* Problem to work on *
Give the entries again, word for word.

* Figure record listings *
Start

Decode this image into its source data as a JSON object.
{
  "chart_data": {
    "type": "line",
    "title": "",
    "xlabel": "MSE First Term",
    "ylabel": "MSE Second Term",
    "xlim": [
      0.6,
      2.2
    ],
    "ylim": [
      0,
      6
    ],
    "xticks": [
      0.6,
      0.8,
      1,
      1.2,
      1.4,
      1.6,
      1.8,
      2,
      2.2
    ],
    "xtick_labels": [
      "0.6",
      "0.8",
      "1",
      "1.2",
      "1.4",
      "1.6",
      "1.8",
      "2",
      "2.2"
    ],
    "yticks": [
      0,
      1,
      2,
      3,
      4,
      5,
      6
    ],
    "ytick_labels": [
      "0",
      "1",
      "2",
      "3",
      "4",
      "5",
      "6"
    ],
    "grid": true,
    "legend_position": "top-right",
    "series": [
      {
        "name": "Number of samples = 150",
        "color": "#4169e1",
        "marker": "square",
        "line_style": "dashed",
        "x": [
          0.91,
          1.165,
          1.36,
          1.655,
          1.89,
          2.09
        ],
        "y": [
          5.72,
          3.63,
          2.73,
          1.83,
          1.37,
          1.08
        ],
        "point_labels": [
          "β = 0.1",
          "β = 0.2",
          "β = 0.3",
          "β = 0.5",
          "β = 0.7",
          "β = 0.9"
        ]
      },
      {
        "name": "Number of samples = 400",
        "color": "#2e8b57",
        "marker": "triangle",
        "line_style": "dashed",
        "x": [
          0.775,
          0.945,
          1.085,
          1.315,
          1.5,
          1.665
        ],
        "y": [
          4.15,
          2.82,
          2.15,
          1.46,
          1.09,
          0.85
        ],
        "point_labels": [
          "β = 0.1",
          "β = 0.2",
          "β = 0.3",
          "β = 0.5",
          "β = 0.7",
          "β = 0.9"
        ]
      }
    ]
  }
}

End

* Full output *
Decode this image into its source data as a JSON object.
{
  "chart_data": {
    "type": "line",
    "title": "",
    "xlabel": "MSE First Term",
    "ylabel": "MSE Second Term",
    "xlim": [
      0.6,
      2.2
    ],
    "ylim": [
      0,
      6
    ],
    "xticks": [
      0.6,
      0.8,
      1,
      1.2,
      1.4,
      1.6,
      1.8,
      2,
      2.2
    ],
    "xtick_labels": [
      "0.6",
      "0.8",
      "1",
      "1.2",
      "1.4",
      "1.6",
      "1.8",
      "2",
      "2.2"
    ],
    "yticks": [
      0,
      1,
      2,
      3,
      4,
      5,
      6
    ],
    "ytick_labels": [
      "0",
      "1",
      "2",
      "3",
      "4",
      "5",
      "6"
    ],
    "grid": true,
    "legend_position": "top-right",
    "series": [
      {
        "name": "Number of samples = 150",
        "color": "#4169e1",
        "marker": "square",
        "line_style": "dashed",
        "x": [
          0.91,
          1.165,
          1.36,
          1.655,
          1.89,
          2.09
        ],
        "y": [
          5.72,
          3.63,
          2.73,
          1.83,
          1.37,
          1.08
        ],
        "point_labels": [
          "β = 0.1",
          "β = 0.2",
          "β = 0.3",
          "β = 0.5",
          "β = 0.7",
          "β = 0.9"
        ]
      },
      {
        "name": "Number of samples = 400",
        "color": "#2e8b57",
        "marker": "triangle",
        "line_style": "dashed",
        "x": [
          0.775,
          0.945,
          1.085,
          1.315,
          1.5,
          1.665
        ],
        "y": [
          4.15,
          2.82,
          2.15,
          1.46,
          1.09,
          0.85
        ],
        "point_labels": [
          "β = 0.1",
          "β = 0.2",
          "β = 0.3",
          "β = 0.5",
          "β = 0.7",
          "β = 0.9"
        ]
      }
    ]
  }
}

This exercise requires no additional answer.